• Exercise directions:
Copy each line of the entries beneath that contains the word "Jordan".

BEGIN Dataset

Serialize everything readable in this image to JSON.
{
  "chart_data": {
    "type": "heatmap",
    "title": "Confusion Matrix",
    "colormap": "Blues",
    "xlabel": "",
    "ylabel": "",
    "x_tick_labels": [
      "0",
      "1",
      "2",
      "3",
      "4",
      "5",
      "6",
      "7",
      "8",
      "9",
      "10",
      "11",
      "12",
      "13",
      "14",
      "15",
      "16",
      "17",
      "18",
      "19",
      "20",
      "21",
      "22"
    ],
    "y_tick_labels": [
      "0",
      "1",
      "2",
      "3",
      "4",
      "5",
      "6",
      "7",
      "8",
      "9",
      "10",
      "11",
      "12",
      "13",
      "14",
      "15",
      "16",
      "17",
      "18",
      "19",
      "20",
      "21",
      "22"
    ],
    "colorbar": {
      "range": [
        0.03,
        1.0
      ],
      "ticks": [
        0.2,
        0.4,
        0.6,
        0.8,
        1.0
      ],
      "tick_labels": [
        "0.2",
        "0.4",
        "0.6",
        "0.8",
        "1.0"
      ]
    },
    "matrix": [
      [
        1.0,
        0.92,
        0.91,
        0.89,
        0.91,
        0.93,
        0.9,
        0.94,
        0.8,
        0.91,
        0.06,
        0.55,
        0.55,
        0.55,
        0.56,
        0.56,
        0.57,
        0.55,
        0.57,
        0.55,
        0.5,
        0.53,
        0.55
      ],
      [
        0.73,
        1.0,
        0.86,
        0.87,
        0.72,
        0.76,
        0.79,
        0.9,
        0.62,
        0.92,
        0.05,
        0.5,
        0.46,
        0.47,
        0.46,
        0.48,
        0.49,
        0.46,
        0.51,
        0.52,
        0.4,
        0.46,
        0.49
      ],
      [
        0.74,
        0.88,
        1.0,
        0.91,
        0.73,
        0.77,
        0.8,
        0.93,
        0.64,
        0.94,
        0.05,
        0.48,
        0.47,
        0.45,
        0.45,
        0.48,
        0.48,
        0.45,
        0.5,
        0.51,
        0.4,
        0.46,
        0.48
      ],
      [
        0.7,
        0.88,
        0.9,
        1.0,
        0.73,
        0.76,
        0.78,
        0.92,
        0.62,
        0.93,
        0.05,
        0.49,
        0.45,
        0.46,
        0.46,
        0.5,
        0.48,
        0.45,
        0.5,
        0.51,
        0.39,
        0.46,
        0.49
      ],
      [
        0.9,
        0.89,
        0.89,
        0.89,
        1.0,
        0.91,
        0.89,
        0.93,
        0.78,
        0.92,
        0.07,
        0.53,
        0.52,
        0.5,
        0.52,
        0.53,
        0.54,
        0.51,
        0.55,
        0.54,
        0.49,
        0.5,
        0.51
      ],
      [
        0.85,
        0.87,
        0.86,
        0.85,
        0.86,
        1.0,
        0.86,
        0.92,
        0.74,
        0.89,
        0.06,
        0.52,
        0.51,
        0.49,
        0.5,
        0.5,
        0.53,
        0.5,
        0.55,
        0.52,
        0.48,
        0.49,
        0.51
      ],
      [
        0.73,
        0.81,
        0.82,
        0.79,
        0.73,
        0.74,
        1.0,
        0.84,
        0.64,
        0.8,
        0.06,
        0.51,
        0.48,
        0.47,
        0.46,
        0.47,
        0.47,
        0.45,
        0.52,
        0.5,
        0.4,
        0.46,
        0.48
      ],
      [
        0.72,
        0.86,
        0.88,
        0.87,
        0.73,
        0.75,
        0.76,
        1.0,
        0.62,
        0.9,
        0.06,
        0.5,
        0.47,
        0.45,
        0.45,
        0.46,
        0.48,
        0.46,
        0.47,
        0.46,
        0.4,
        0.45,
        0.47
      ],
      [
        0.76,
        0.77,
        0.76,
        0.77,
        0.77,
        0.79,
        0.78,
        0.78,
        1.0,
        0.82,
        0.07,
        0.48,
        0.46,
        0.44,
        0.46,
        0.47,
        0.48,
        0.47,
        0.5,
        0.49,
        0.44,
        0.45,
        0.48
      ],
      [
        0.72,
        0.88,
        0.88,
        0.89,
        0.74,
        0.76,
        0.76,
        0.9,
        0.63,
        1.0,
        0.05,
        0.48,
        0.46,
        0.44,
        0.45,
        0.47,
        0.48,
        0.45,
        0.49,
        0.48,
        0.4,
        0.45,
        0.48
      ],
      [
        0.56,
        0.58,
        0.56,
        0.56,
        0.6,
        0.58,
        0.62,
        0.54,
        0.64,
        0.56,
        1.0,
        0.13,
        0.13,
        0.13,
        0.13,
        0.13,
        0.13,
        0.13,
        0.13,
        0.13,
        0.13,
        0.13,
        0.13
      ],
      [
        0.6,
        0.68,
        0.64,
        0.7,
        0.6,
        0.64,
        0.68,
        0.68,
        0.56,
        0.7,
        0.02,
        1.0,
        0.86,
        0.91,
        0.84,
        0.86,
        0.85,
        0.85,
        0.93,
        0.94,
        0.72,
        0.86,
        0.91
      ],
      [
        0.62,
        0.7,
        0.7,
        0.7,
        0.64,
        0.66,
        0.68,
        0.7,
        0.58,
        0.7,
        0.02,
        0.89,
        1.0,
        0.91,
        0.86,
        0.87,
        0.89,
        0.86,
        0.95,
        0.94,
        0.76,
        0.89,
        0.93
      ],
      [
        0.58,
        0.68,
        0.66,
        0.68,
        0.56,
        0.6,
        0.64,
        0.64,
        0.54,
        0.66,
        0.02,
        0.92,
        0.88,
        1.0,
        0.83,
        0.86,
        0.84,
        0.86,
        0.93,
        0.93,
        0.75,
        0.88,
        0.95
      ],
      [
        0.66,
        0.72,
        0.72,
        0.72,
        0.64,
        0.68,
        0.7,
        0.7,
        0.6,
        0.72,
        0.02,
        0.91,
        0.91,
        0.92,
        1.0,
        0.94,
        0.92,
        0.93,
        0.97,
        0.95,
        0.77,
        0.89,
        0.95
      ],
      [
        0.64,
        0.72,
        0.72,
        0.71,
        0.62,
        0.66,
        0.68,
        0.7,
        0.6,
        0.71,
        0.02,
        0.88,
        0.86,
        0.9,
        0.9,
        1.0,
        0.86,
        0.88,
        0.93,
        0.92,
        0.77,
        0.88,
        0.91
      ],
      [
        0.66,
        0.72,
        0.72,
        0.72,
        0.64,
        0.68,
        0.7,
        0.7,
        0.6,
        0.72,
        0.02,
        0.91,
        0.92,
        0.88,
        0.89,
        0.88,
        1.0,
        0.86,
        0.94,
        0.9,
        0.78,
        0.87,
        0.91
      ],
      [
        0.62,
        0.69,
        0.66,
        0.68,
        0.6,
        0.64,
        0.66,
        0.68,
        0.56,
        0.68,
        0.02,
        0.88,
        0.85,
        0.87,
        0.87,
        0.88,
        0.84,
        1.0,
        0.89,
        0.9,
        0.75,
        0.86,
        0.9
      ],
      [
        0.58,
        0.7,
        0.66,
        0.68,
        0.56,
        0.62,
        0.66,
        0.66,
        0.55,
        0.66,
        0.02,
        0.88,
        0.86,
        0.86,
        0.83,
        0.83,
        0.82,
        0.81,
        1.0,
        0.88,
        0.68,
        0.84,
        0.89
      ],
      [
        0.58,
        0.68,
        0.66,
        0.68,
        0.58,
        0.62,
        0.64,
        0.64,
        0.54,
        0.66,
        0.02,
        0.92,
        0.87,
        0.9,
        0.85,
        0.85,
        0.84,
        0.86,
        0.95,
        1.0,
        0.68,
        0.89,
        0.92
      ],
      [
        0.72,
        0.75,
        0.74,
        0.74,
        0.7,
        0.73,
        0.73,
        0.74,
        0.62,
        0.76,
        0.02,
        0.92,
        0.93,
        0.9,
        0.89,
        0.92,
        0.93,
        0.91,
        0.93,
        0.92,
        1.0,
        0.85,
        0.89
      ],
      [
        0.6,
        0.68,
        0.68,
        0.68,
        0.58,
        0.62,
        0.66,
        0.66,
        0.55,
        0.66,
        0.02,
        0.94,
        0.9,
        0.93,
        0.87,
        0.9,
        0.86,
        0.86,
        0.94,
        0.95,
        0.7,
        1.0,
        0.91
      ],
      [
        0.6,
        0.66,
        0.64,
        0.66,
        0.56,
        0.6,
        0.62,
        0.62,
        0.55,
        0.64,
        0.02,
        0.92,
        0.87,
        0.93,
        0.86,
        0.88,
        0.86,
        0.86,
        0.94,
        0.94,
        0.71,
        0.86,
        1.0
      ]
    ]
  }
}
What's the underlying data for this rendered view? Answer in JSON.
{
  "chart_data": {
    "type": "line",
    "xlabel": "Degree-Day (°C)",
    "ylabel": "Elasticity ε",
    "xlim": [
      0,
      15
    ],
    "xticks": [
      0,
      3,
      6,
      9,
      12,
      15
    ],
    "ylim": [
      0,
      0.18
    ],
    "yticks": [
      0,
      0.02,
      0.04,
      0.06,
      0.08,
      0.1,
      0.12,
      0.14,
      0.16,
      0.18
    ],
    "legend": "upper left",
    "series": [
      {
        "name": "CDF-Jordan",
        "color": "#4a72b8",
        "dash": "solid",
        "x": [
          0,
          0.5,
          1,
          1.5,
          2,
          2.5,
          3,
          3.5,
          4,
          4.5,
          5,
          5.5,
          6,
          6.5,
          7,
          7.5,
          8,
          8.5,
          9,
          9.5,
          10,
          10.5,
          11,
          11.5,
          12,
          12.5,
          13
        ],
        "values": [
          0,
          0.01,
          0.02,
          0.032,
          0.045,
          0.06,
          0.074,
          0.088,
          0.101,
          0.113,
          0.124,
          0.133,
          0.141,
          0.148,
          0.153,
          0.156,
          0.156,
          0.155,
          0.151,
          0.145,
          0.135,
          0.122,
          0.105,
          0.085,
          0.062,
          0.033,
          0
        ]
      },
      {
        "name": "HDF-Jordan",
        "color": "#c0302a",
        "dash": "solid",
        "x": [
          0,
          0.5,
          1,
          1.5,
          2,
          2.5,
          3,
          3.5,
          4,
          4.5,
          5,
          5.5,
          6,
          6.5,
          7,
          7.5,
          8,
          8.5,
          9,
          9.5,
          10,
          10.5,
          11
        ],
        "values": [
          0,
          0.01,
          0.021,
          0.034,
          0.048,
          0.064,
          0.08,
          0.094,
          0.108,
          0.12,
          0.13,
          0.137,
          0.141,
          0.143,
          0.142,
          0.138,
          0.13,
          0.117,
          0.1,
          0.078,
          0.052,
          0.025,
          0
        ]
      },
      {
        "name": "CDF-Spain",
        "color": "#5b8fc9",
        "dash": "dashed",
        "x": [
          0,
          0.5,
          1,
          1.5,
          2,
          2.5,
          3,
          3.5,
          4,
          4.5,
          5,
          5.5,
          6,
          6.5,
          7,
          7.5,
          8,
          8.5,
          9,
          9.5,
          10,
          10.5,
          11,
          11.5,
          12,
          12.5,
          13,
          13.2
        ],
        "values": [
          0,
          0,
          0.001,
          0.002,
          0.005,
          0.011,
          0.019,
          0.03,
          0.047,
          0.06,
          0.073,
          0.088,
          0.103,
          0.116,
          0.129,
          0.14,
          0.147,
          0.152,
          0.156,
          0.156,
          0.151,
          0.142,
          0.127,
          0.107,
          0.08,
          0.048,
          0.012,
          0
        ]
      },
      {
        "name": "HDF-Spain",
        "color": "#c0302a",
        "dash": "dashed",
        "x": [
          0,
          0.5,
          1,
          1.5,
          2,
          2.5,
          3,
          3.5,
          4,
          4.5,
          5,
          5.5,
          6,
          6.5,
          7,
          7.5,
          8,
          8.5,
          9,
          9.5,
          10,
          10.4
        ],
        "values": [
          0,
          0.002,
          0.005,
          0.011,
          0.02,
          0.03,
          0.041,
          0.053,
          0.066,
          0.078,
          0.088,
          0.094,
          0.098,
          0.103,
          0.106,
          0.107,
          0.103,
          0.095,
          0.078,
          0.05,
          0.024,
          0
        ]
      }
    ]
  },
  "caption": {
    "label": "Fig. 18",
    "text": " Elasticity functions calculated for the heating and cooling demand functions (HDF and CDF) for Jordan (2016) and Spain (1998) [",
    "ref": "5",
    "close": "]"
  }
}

END Dataset

• Problem solution:
        "name": "CDF-Jordan",
        "name": "HDF-Jordan",
    "text": " Elasticity functions calculated for the heating and cooling demand functions (HDF and CDF) for Jordan (2016) and Spain (1998) [",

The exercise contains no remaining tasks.